---------- DATA IN THIS EXERCISE

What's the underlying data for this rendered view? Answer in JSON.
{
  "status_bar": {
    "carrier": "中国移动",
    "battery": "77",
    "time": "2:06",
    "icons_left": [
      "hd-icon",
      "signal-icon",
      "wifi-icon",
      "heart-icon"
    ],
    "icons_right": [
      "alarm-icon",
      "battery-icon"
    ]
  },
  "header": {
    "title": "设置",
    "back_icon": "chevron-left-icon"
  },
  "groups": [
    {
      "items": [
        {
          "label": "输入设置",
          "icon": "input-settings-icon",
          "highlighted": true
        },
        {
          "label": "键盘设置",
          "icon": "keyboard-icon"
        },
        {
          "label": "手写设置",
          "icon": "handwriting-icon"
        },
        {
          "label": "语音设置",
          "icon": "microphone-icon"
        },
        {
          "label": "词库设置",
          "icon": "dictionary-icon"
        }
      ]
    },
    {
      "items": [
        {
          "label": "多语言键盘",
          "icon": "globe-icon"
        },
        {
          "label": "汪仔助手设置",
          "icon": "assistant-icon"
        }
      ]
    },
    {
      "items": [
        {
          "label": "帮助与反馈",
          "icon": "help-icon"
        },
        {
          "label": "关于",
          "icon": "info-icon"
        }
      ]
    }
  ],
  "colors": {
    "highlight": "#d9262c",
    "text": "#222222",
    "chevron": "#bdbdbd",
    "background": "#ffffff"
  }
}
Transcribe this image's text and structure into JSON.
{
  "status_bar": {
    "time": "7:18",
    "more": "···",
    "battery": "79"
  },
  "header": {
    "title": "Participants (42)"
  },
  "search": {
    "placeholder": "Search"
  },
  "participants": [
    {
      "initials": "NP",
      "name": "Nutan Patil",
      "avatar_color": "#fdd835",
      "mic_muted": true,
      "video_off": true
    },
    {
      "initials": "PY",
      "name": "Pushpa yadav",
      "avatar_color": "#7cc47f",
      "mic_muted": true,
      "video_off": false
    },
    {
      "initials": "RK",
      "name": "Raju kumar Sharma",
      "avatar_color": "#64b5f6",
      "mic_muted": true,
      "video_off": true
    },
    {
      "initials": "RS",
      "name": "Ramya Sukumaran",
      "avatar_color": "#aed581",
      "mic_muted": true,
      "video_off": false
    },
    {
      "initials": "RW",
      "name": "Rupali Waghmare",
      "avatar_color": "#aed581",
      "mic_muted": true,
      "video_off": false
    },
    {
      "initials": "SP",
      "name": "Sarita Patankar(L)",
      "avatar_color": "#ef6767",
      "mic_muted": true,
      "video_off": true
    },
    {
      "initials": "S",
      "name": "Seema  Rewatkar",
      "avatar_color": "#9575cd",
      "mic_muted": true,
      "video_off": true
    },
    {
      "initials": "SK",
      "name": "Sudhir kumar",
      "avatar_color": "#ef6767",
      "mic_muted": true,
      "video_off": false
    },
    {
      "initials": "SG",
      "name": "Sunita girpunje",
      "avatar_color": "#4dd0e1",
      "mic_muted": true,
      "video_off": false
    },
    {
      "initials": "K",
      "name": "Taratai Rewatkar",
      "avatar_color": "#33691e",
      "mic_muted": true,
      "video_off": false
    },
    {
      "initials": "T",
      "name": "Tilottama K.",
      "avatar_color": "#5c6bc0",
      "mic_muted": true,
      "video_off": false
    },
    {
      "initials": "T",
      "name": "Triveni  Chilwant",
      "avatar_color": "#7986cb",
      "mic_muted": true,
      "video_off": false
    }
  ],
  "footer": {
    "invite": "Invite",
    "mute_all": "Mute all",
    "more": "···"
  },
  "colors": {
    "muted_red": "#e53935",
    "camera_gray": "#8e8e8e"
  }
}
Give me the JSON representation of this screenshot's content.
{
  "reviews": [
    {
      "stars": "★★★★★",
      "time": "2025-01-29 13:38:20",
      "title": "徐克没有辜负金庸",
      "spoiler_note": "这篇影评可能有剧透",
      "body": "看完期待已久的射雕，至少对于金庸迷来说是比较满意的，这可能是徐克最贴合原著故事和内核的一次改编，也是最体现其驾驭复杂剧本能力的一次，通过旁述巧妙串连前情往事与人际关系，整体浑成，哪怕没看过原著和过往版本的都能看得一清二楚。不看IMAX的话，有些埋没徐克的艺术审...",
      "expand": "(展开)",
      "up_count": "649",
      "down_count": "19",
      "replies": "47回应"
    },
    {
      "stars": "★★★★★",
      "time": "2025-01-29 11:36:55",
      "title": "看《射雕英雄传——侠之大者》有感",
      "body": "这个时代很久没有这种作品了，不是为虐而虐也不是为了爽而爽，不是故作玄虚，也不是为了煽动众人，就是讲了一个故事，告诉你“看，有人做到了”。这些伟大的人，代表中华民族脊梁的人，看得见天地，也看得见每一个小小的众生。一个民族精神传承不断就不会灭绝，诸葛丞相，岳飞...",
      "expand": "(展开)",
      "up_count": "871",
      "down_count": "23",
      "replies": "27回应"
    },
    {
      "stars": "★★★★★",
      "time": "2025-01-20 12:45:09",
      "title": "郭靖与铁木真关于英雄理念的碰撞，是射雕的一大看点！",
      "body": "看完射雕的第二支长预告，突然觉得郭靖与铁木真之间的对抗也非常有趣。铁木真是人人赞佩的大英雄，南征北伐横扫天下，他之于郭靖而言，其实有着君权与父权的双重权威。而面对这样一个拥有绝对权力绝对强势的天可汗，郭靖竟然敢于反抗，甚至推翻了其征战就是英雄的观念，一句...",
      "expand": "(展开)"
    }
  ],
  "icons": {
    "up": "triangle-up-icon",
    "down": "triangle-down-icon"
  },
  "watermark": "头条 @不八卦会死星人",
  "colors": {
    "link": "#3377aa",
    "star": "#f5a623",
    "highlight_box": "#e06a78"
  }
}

--------------------

= YOUR INSTRUCTIONS =
Return each line that includes "initials".

= REPLY =
      "initials": "NP",
      "initials": "PY",
      "initials": "RK",
      "initials": "RS",
      "initials": "RW",
      "initials": "SP",
      "initials": "S",
      "initials": "SK",
      "initials": "SG",
      "initials": "K",
      "initials": "T",
      "initials": "T",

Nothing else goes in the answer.